Say how many lines in the records include the string "China", adding no other words.
>> Begin
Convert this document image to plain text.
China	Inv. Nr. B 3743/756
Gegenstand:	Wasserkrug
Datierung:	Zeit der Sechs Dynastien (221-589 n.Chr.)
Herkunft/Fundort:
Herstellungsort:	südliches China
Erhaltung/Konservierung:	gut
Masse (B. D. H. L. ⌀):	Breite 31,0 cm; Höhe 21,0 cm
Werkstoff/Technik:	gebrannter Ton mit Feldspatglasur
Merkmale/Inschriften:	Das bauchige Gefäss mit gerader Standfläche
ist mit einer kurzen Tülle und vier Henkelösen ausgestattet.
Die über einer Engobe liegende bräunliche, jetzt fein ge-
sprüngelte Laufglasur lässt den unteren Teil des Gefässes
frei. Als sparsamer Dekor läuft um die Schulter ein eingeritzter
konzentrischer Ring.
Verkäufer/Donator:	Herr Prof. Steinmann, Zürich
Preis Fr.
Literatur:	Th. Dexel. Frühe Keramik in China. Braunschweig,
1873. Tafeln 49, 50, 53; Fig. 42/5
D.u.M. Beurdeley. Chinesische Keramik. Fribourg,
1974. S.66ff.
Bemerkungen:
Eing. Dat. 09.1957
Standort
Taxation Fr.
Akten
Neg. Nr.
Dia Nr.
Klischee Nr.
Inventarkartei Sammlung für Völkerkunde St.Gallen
>> End
**Solution to the problem**
3